• **SET EXERCISE**: Reproduce the entries below, substituting "label" for every occurrence of "staticText" and leaving everything else unchanged.

• **THE DATA**:
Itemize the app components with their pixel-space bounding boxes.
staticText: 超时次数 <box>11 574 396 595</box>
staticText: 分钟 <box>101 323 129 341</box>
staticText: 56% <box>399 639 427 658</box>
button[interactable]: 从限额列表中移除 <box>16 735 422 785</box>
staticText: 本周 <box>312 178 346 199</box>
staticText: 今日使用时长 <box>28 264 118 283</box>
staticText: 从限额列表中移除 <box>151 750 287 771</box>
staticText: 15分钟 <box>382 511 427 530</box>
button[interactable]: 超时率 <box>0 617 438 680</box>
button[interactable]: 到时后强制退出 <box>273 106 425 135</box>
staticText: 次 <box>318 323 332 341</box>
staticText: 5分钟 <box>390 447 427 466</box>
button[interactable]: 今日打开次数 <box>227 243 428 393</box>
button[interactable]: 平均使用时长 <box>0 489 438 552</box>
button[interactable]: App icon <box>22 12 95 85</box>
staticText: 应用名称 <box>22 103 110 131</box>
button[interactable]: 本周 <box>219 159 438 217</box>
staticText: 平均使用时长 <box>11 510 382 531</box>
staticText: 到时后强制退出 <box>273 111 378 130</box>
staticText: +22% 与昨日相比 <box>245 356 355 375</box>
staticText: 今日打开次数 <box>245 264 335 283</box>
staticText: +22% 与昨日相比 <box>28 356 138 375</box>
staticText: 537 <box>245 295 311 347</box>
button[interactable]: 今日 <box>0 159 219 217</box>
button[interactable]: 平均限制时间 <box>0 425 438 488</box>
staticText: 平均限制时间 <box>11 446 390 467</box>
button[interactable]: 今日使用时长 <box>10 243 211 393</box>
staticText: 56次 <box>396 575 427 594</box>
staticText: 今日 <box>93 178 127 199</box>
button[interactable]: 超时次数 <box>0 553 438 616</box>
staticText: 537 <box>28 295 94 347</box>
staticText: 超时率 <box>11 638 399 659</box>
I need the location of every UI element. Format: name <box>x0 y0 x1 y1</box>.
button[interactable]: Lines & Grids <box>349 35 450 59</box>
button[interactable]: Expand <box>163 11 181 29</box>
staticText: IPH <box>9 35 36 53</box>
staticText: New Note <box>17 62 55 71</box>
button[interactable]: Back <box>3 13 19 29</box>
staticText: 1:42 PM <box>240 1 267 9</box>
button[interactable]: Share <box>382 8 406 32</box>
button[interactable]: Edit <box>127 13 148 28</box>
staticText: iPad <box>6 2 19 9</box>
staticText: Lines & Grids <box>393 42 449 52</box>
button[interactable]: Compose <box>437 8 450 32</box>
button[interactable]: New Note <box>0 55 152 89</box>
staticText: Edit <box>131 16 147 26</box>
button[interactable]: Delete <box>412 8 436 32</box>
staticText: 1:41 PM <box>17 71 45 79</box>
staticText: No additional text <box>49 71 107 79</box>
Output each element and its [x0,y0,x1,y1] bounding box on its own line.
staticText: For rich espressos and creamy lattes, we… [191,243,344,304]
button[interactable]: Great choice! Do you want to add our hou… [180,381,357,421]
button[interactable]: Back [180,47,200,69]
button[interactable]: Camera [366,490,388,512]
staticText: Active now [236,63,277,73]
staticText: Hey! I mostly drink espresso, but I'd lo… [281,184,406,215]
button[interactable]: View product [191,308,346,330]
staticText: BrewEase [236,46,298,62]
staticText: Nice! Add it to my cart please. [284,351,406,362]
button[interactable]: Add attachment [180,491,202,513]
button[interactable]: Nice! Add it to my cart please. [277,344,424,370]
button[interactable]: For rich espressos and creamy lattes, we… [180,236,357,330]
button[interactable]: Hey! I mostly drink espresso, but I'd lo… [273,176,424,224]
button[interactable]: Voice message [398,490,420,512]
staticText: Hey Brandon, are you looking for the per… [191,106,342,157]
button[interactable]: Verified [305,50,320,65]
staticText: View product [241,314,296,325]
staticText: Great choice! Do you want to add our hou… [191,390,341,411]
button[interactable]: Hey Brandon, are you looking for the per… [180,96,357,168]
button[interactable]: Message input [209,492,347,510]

• **SOLUTION FOR THIS TASK**:
Itemize the app components with their pixel-space bounding boxes.
label: 超时次数 <box>11 574 396 595</box>
label: 分钟 <box>101 323 129 341</box>
label: 56% <box>399 639 427 658</box>
button[interactable]: 从限额列表中移除 <box>16 735 422 785</box>
label: 本周 <box>312 178 346 199</box>
label: 今日使用时长 <box>28 264 118 283</box>
label: 从限额列表中移除 <box>151 750 287 771</box>
label: 15分钟 <box>382 511 427 530</box>
button[interactable]: 超时率 <box>0 617 438 680</box>
button[interactable]: 到时后强制退出 <box>273 106 425 135</box>
label: 次 <box>318 323 332 341</box>
label: 5分钟 <box>390 447 427 466</box>
button[interactable]: 今日打开次数 <box>227 243 428 393</box>
button[interactable]: 平均使用时长 <box>0 489 438 552</box>
button[interactable]: App icon <box>22 12 95 85</box>
label: 应用名称 <box>22 103 110 131</box>
button[interactable]: 本周 <box>219 159 438 217</box>
label: 平均使用时长 <box>11 510 382 531</box>
label: 到时后强制退出 <box>273 111 378 130</box>
label: +22% 与昨日相比 <box>245 356 355 375</box>
label: 今日打开次数 <box>245 264 335 283</box>
label: +22% 与昨日相比 <box>28 356 138 375</box>
label: 537 <box>245 295 311 347</box>
button[interactable]: 今日 <box>0 159 219 217</box>
button[interactable]: 平均限制时间 <box>0 425 438 488</box>
label: 平均限制时间 <box>11 446 390 467</box>
button[interactable]: 今日使用时长 <box>10 243 211 393</box>
label: 56次 <box>396 575 427 594</box>
label: 今日 <box>93 178 127 199</box>
button[interactable]: 超时次数 <box>0 553 438 616</box>
label: 537 <box>28 295 94 347</box>
label: 超时率 <box>11 638 399 659</box>
I need the location of every UI element. Format: name <box>x0 y0 x1 y1</box>.
button[interactable]: Lines & Grids <box>349 35 450 59</box>
button[interactable]: Expand <box>163 11 181 29</box>
label: IPH <box>9 35 36 53</box>
label: New Note <box>17 62 55 71</box>
button[interactable]: Back <box>3 13 19 29</box>
label: 1:42 PM <box>240 1 267 9</box>
button[interactable]: Share <box>382 8 406 32</box>
button[interactable]: Edit <box>127 13 148 28</box>
label: iPad <box>6 2 19 9</box>
label: Lines & Grids <box>393 42 449 52</box>
button[interactable]: Compose <box>437 8 450 32</box>
button[interactable]: New Note <box>0 55 152 89</box>
label: Edit <box>131 16 147 26</box>
button[interactable]: Delete <box>412 8 436 32</box>
label: 1:41 PM <box>17 71 45 79</box>
label: No additional text <box>49 71 107 79</box>
Output each element and its [x0,y0,x1,y1] bounding box on its own line.
label: For rich espressos and creamy lattes, we… [191,243,344,304]
button[interactable]: Great choice! Do you want to add our hou… [180,381,357,421]
button[interactable]: Back [180,47,200,69]
button[interactable]: Camera [366,490,388,512]
label: Active now [236,63,277,73]
label: Hey! I mostly drink espresso, but I'd lo… [281,184,406,215]
button[interactable]: View product [191,308,346,330]
label: BrewEase [236,46,298,62]
label: Nice! Add it to my cart please. [284,351,406,362]
button[interactable]: Add attachment [180,491,202,513]
button[interactable]: Nice! Add it to my cart please. [277,344,424,370]
button[interactable]: For rich espressos and creamy lattes, we… [180,236,357,330]
button[interactable]: Hey! I mostly drink espresso, but I'd lo… [273,176,424,224]
button[interactable]: Voice message [398,490,420,512]
label: Hey Brandon, are you looking for the per… [191,106,342,157]
button[interactable]: Verified [305,50,320,65]
label: View product [241,314,296,325]
label: Great choice! Do you want to add our hou… [191,390,341,411]
button[interactable]: Hey Brandon, are you looking for the per… [180,96,357,168]
button[interactable]: Message input [209,492,347,510]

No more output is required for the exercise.